#### What to do:
Within the listing below, locate all lines containing the word "hist". Copy each one.

· · · ·

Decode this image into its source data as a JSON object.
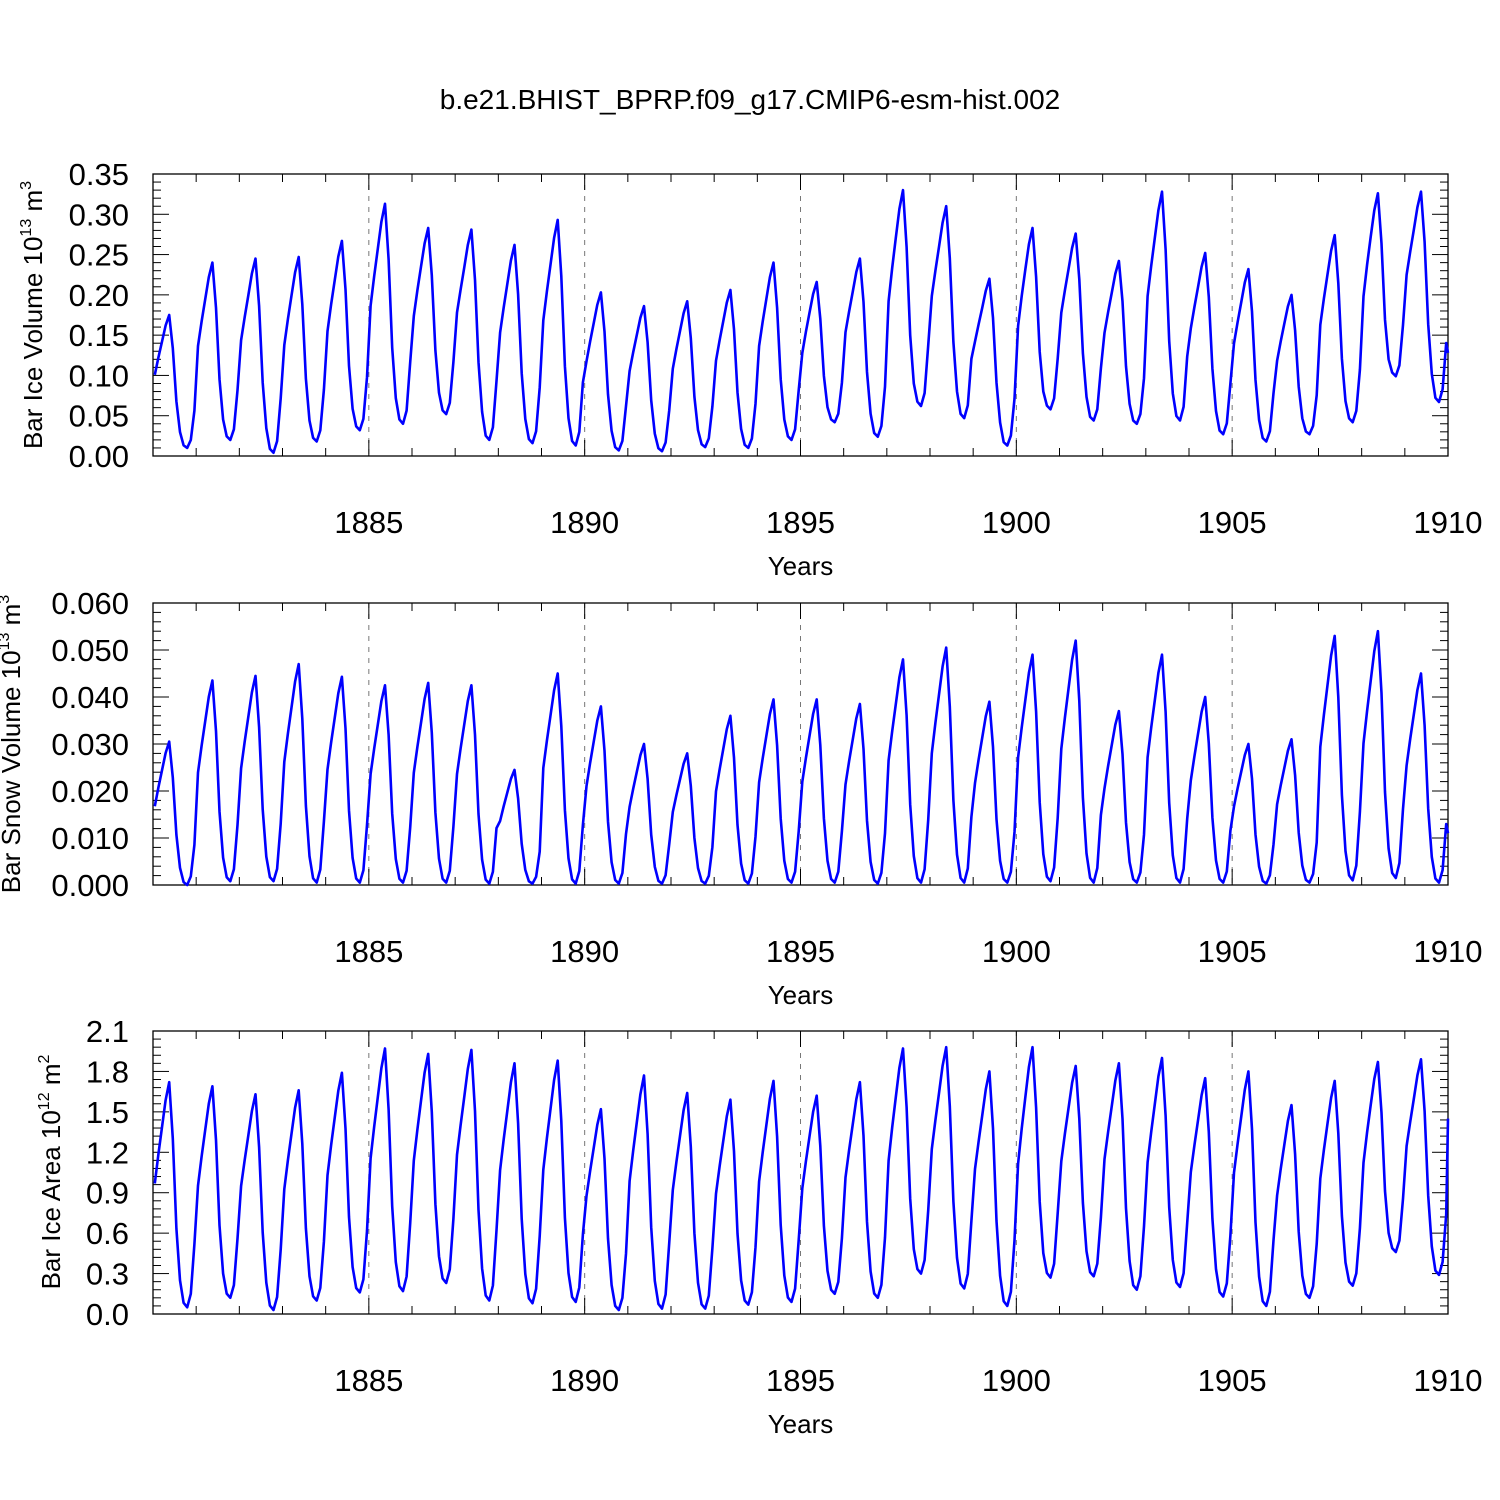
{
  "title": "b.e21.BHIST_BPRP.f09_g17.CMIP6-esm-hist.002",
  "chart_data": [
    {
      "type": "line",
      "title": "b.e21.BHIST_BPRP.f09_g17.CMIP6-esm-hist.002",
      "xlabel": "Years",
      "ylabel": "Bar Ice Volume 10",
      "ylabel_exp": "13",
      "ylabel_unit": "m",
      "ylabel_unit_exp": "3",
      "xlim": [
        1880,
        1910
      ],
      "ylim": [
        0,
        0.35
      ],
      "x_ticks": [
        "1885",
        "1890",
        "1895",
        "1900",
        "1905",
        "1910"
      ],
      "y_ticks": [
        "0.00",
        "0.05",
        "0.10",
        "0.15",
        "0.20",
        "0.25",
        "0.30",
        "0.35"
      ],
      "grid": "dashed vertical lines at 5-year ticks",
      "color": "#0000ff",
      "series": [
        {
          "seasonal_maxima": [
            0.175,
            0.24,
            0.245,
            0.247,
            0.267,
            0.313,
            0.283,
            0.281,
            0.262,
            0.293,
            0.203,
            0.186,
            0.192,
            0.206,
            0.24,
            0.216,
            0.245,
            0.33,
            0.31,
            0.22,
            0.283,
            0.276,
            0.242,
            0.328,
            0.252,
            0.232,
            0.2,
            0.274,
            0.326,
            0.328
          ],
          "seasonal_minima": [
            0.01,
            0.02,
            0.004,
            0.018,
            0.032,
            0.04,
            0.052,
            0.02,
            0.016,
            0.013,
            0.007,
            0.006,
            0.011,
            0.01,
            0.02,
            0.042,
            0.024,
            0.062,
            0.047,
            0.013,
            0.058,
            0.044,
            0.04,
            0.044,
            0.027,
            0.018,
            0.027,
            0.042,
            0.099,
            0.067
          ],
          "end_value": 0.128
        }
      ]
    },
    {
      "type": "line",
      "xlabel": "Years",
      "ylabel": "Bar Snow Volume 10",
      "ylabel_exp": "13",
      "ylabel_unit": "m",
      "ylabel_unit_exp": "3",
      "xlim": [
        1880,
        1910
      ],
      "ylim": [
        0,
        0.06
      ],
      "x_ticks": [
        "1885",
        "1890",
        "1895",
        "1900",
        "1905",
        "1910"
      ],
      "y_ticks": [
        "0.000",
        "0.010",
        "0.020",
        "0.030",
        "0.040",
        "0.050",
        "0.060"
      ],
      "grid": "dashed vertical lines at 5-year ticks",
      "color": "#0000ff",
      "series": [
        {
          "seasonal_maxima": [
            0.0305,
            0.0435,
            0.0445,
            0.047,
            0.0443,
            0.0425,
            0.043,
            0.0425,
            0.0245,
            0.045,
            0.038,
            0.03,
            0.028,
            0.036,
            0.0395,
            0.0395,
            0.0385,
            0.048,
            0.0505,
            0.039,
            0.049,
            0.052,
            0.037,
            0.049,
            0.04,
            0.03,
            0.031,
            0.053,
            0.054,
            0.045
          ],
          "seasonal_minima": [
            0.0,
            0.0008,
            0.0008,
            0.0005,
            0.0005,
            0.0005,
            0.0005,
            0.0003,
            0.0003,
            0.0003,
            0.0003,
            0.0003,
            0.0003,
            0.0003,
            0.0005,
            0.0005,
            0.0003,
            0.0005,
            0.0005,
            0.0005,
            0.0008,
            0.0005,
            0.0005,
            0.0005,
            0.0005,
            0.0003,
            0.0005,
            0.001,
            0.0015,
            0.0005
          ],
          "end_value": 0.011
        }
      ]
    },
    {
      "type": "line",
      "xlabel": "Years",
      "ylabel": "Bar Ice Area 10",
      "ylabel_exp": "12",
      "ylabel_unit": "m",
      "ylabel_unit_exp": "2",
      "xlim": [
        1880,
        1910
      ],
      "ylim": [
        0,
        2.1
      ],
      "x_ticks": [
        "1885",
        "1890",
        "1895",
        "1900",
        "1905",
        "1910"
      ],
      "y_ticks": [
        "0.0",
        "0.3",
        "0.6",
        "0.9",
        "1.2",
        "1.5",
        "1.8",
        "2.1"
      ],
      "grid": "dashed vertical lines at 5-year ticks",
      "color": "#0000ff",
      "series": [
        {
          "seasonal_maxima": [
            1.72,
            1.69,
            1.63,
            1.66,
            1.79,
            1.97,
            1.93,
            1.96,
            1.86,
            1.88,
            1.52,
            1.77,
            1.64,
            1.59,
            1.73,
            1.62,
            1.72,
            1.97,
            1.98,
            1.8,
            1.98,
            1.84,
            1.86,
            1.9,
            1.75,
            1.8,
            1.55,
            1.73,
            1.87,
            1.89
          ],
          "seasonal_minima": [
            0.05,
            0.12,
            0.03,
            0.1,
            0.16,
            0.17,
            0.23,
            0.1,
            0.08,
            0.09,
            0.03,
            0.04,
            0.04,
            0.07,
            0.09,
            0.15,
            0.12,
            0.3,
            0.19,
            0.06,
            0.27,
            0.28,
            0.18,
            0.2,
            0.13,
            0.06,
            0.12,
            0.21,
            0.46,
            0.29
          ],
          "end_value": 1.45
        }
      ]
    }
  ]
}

· · · ·

#### Written response:
  "title": "b.e21.BHIST_BPRP.f09_g17.CMIP6-esm-hist.002",
      "title": "b.e21.BHIST_BPRP.f09_g17.CMIP6-esm-hist.002",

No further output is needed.